Work to complete =
In the entries that follow, how many lines hold "Between"? Nothing but the number is expected.

Materials provided =
■ ■ ■

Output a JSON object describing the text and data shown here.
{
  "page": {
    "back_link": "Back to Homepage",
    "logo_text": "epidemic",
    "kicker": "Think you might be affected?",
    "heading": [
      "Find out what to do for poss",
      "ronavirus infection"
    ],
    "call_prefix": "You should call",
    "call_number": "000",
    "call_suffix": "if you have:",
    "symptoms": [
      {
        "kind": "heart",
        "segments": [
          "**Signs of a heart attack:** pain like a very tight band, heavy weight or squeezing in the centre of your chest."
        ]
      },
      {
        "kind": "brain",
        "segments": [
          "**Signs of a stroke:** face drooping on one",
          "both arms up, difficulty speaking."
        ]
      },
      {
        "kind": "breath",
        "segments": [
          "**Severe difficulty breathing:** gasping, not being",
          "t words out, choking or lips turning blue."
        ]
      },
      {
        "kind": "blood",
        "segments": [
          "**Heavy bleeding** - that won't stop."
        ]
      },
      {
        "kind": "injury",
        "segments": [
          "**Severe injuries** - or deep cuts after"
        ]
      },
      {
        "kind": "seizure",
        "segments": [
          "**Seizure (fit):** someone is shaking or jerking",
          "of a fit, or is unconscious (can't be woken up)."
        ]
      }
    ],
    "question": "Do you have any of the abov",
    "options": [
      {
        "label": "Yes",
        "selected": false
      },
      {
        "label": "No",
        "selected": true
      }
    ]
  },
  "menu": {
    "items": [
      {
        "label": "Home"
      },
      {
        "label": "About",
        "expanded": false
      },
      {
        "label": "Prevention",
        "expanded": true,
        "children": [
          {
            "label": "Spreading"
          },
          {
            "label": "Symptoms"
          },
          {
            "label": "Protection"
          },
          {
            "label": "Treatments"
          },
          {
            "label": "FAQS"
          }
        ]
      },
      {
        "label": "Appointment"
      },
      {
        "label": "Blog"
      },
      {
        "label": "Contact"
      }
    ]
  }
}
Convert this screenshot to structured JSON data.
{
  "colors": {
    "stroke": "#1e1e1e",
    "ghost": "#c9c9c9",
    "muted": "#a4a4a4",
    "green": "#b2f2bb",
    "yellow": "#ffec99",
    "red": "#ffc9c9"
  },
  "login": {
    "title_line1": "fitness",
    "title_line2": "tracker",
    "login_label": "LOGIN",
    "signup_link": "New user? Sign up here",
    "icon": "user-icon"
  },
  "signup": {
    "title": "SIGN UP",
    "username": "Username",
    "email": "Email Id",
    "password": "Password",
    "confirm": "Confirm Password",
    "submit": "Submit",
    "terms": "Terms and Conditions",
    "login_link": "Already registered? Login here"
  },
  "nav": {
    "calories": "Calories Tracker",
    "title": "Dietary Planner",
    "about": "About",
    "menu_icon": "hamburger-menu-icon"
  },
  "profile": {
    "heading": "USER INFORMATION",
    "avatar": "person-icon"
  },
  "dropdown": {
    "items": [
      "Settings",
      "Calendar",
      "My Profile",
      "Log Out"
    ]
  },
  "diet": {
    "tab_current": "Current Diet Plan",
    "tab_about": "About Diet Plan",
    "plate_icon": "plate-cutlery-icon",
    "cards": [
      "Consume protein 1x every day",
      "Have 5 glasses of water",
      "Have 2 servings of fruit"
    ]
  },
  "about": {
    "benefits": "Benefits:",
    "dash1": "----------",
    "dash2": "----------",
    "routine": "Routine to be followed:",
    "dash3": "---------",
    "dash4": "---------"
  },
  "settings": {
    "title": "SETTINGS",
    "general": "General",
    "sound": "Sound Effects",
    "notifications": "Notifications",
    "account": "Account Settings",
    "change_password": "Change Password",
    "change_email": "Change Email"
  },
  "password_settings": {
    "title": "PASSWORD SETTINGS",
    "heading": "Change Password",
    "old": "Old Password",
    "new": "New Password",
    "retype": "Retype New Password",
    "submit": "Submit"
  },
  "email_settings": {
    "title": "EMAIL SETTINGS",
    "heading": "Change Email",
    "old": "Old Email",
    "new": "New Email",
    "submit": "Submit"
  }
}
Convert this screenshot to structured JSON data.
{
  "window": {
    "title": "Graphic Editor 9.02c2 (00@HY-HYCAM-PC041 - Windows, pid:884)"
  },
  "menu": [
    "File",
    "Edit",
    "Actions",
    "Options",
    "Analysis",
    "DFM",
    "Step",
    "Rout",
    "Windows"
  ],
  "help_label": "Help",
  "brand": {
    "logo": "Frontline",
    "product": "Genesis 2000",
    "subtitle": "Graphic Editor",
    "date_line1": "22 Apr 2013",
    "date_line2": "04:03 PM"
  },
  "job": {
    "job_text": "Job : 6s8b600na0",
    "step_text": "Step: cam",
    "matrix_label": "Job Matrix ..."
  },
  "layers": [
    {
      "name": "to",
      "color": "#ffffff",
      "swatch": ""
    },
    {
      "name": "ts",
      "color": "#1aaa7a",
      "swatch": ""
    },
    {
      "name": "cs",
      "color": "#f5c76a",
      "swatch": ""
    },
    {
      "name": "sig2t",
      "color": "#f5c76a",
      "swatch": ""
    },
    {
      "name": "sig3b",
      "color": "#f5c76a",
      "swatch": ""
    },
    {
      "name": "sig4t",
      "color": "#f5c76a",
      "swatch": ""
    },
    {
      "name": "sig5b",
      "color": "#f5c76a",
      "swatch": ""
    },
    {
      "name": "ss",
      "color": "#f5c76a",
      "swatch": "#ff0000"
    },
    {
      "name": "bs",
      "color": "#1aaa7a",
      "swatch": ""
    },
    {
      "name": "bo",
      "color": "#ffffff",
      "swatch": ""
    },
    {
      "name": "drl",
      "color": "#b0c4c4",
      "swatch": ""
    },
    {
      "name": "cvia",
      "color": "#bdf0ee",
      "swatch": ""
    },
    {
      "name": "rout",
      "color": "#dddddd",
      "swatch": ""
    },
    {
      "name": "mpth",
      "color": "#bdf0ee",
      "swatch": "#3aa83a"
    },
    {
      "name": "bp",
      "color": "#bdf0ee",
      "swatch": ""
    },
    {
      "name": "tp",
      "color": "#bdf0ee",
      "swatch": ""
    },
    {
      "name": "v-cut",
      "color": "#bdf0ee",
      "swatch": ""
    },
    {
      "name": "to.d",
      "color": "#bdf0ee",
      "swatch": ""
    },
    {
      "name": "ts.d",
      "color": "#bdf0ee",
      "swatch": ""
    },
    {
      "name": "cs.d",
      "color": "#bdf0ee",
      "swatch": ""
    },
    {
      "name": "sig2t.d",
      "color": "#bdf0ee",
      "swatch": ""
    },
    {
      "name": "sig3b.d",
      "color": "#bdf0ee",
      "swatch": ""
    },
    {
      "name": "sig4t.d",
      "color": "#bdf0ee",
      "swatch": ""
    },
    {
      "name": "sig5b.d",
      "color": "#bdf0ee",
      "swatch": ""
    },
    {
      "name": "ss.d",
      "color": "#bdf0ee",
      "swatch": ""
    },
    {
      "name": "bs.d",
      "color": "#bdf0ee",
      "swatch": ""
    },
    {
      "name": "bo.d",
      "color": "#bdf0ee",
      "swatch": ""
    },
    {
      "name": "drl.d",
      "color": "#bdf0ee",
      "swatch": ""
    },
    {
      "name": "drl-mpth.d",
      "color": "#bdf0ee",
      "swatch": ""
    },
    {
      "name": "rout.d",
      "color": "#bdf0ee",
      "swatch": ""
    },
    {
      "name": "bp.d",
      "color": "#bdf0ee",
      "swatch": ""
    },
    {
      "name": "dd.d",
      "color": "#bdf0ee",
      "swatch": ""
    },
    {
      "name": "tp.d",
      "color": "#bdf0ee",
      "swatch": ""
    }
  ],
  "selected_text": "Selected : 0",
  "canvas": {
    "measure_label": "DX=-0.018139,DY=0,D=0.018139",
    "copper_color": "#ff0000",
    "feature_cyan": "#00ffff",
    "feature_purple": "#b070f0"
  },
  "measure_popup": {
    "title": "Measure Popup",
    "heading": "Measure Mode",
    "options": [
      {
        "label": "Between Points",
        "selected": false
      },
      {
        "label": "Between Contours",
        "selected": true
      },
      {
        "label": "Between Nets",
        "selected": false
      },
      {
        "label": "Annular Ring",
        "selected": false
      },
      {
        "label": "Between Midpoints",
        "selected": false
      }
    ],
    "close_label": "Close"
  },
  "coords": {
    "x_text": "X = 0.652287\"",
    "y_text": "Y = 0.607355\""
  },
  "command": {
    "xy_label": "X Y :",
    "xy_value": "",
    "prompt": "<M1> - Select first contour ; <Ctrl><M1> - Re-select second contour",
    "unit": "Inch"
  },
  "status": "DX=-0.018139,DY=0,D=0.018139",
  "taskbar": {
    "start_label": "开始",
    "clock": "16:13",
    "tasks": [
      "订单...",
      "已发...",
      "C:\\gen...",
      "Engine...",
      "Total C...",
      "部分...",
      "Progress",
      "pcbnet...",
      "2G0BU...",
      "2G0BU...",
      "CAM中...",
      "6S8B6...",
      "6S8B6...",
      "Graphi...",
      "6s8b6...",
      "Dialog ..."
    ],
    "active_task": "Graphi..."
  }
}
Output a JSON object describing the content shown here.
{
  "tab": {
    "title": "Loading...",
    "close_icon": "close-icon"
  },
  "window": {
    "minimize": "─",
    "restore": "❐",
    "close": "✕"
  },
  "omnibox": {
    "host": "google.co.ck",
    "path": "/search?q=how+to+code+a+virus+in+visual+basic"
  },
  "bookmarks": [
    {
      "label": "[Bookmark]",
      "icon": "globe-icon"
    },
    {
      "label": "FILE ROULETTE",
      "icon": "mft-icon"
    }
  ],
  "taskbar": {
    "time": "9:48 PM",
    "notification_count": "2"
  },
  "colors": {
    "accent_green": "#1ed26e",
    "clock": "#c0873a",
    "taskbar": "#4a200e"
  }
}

■ ■ ■

Expected answer =
4